• Given records:
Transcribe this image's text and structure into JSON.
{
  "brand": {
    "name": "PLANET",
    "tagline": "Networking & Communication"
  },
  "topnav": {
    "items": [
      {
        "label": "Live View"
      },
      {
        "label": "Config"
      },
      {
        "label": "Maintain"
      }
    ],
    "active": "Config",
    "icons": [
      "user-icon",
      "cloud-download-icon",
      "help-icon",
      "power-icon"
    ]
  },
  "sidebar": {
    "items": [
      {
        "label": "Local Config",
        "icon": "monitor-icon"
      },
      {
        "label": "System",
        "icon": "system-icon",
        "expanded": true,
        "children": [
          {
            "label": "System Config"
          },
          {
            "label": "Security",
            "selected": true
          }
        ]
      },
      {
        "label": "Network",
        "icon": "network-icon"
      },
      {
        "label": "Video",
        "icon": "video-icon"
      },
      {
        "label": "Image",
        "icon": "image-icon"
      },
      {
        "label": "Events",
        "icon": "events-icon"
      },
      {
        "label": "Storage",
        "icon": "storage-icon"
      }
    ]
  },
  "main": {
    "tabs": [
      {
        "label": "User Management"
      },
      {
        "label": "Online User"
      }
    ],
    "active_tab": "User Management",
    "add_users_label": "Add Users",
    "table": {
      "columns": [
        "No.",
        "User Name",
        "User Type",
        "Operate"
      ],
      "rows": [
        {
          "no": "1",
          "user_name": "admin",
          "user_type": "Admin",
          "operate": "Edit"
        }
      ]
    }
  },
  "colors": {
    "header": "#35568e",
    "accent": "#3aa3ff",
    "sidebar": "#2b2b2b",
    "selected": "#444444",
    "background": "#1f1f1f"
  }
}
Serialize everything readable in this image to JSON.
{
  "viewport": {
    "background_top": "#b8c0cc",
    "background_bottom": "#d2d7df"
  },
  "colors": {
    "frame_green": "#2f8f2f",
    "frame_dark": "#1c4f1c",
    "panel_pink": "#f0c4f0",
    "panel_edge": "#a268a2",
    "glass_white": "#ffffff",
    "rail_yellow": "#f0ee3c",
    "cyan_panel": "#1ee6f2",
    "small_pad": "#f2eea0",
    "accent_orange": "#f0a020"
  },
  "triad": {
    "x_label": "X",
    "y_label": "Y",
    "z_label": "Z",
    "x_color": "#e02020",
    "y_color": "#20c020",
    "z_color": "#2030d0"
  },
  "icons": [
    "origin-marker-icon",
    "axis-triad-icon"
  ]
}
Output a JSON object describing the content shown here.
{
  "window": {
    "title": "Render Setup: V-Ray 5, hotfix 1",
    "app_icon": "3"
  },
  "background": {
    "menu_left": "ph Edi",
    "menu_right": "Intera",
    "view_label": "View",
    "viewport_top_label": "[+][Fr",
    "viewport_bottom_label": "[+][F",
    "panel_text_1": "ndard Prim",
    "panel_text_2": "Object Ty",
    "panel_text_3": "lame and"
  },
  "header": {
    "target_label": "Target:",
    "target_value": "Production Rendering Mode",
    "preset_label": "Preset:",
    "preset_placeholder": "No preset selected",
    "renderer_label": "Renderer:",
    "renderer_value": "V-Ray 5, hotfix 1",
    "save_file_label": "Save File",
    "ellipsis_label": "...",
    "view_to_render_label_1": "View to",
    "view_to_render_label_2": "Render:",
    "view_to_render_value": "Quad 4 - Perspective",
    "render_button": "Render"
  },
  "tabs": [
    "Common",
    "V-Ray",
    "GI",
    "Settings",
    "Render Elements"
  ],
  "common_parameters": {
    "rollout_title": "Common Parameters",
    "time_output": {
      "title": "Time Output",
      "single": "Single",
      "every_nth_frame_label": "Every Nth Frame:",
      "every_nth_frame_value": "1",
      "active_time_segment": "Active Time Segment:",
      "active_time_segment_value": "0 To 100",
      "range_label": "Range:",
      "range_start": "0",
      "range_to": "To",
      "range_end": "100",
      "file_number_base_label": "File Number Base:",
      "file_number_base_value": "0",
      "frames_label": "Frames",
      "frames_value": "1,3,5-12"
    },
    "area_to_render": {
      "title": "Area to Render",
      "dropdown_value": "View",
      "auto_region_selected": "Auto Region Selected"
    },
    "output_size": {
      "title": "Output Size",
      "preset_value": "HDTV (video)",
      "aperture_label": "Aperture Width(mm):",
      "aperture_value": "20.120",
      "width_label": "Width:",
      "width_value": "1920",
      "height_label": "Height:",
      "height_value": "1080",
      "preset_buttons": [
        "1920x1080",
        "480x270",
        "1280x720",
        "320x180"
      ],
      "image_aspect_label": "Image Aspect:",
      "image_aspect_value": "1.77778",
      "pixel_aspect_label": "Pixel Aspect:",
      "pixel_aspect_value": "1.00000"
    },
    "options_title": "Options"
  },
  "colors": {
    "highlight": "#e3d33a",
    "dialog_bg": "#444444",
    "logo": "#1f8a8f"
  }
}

• Instructions for the task:
Across the records above, count the lines holding "JSON" and reply with that number alone.

• Problem solution:
3